### Source document:
------------

On June 11, 2018, Attorney General (AG) Sessions issued a dramatic decision substantially limiting asylum claims filed by domestic violence victims. He also indicated that there should be similar restrictions for victims of gang violence. This well-publicized Matter of A-B- decision reversed a ruling by the Board of Immigration Appeals granting asylum relief to a woman from El Salvador who substantiated that she had been subjected to repeated physical, emotional and sexual abuse in her country by her ex-husband.
At the end of his opinion, AG Sessions stated that “aliens seeking an improved quality of life should seek legal work authorization and residency status, instead of illegally entering the United States and claiming asylum.” He did not articulate exactly how an impoverished woman fleeing an abusive household from a Central American country could go about accomplishing U.S. residency status. Of course, the short answer is that our Immigration laws do not really provide such a vehicle for folks in Ms. A-B-s situation. In a footnote, Sessions suggested that one who illegally enters the country could be denied asylum as a matter of discretion. This pronouncement is not consistent with our long-standing precedent that one’s manner of entry to the United States should generally not be a factor for asylum purposes.
Five months after this A-B- decision, on November 9, 2018, President Trump issued a Proclamation disallowing asylum claims for those who illegally enter the United States at the Southern border. This is in direct contravention of our asylum statute, INA § 208, which states that an alien present in the U.S., “irrespective of his or her status,” may apply for asylum. Fortunately, a group of litigation lawyers immediately reacted and obtained an injunction in a federal district court, overriding the President’s effort to change the law, as written by Congress. After the lower court refused the government’s request to stay its temporary restraining order, the Ninth Circuit Court of Appeals affirmed the District Court’s orders in the case of East Bay Sanctuary Covenant v. Trump, on December 7, 2018.
In the meantime, several lawyers filed a challenge to the A-B- decision in the U.S. District Court in Washington, DC. On December 19, 2018, District Judge Emmet G. Sullivan, in the case of Grace v. Whitaker, held that Sessions’ A-B- decision was arbitrary and capricious and therefore could not be applied against asylum applicants who assert believable accounts of domestic or gang violence and who seek positive “credible fear” rulings in the context of expedited removal proceedings at or near the border. Such a credible fear ruling is necessary for applicants to pursue asylum relief in the Immigration Courts.
For those who believe that the Executive branch should not be arbitrarily overruling acts of Congress and disregarding judicial precedents, which are often based on many years of careful consideration of the legal principles involved, the firm and prompt action by the respective federal courts in California and our nation’s Capital is a refreshing reminder of the value of the separation of powers, which was such an important principle for our Founding Fathers in drafting our Constitution.

------------

### Given information:

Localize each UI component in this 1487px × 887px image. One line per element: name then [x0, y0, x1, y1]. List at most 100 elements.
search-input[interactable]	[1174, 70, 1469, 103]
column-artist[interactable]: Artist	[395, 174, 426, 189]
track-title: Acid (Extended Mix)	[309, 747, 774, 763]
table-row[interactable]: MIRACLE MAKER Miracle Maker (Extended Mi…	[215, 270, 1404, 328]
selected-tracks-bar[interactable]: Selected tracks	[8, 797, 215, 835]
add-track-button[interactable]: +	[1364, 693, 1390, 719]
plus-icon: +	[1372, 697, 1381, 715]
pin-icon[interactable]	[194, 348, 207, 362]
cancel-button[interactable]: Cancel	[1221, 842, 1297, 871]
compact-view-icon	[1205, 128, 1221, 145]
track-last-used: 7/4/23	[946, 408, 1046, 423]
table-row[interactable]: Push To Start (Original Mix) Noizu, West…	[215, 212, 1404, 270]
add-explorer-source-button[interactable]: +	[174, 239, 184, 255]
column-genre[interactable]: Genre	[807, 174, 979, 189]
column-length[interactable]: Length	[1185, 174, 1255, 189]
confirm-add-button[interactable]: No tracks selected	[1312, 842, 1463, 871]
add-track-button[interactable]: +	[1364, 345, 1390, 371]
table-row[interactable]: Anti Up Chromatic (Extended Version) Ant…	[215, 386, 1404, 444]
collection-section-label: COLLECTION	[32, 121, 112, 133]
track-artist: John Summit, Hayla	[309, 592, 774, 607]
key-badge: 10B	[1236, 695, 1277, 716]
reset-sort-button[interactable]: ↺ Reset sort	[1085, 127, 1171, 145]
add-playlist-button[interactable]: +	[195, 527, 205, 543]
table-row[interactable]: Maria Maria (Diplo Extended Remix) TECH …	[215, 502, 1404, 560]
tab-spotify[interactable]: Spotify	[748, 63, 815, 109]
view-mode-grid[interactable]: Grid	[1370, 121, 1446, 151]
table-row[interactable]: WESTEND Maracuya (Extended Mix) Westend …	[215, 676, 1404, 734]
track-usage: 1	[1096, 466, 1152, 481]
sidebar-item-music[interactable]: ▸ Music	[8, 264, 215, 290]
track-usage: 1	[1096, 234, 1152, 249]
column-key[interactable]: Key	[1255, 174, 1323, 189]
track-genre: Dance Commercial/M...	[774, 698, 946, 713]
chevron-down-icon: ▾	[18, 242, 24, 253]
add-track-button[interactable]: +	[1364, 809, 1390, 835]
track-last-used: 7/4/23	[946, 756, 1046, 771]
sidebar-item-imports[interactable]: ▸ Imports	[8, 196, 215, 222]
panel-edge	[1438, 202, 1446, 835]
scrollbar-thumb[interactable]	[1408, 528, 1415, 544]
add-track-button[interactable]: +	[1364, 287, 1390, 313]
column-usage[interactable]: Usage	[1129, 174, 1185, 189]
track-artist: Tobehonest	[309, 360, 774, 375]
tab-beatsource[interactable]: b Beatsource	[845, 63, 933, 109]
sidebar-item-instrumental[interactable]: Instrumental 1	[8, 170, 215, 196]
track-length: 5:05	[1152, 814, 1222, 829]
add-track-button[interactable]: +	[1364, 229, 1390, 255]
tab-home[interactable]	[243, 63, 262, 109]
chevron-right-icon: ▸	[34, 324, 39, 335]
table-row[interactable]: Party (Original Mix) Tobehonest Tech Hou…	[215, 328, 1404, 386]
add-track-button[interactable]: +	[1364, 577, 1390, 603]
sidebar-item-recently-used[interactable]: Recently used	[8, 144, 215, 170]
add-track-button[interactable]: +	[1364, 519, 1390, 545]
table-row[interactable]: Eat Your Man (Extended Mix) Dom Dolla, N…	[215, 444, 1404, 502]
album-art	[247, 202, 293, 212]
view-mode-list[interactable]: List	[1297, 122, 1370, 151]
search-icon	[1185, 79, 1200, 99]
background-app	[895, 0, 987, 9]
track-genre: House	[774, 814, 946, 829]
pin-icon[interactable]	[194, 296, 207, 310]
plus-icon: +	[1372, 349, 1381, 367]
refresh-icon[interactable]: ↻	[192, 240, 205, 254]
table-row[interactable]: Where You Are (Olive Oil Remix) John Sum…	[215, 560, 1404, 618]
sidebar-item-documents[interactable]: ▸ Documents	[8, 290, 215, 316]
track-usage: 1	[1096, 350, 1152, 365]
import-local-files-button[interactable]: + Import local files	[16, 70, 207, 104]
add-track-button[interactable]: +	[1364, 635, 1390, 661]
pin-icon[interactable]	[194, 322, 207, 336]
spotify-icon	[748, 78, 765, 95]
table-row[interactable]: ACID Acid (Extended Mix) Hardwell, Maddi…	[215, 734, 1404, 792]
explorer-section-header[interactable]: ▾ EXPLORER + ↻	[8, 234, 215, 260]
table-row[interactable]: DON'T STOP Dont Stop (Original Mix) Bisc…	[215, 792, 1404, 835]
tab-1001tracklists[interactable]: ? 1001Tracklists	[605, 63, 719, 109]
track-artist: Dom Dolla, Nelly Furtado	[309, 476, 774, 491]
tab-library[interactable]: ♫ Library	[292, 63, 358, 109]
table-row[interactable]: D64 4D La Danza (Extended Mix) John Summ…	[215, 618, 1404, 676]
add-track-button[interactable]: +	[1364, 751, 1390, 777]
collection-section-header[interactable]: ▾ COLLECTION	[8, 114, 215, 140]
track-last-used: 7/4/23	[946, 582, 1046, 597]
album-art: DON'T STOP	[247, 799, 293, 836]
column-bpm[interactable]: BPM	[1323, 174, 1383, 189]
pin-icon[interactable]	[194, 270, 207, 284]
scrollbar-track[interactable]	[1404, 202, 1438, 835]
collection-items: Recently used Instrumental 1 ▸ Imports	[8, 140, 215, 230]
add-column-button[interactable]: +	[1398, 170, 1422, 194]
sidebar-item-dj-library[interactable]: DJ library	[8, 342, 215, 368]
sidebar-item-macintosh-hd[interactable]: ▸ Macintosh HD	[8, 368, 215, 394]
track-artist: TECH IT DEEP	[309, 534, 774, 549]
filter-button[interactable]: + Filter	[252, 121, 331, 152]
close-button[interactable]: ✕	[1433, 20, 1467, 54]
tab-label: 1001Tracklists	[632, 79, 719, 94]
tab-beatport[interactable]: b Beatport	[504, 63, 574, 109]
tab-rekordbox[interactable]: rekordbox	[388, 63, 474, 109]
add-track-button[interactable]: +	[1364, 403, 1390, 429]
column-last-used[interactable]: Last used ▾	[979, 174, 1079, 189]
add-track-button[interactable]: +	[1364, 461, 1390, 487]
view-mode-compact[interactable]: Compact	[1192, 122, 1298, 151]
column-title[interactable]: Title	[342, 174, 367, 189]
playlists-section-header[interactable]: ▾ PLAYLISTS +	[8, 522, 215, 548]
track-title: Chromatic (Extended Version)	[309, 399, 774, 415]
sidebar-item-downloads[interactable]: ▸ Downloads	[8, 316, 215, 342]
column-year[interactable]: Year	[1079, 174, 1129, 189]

------------

### Tasks to carry out:
1. In the article on the asylum rulings, can you rewrite the passage starting with "In the meantime, several" and going on through "the Immigration Courts.", substituting "arbitrary and unreasonable" for "arbitrary and capricious"?
2. How would you put this sentence from the article on the asylum rulings into Spanish: "Such a credible fear ruling is necessary for applicants to pursue asylum relief in the Immigration Courts."

### Answers provided:
1.
In the meantime, several lawyers filed a challenge to the A-B- decision in the U.S. District Court in Washington, DC. On December 19, 2018, District Judge Emmet G. Sullivan, in the case of Grace v. Whitaker, held that Sessions’ A-B- decision was arbitrary and unreasonable and therefore could not be applied against asylum applicants who assert believable accounts of domestic or gang violence and who seek positive “credible fear” rulings in the context of expedited removal proceedings at or near the border. Such a credible fear ruling is necessary for applicants to pursue asylum relief in the Immigration Courts.

2. Tal resolución de temor creíble es necesaria para que los solicitantes puedan buscar la protección de asilo ante los Tribunales de Inmigración.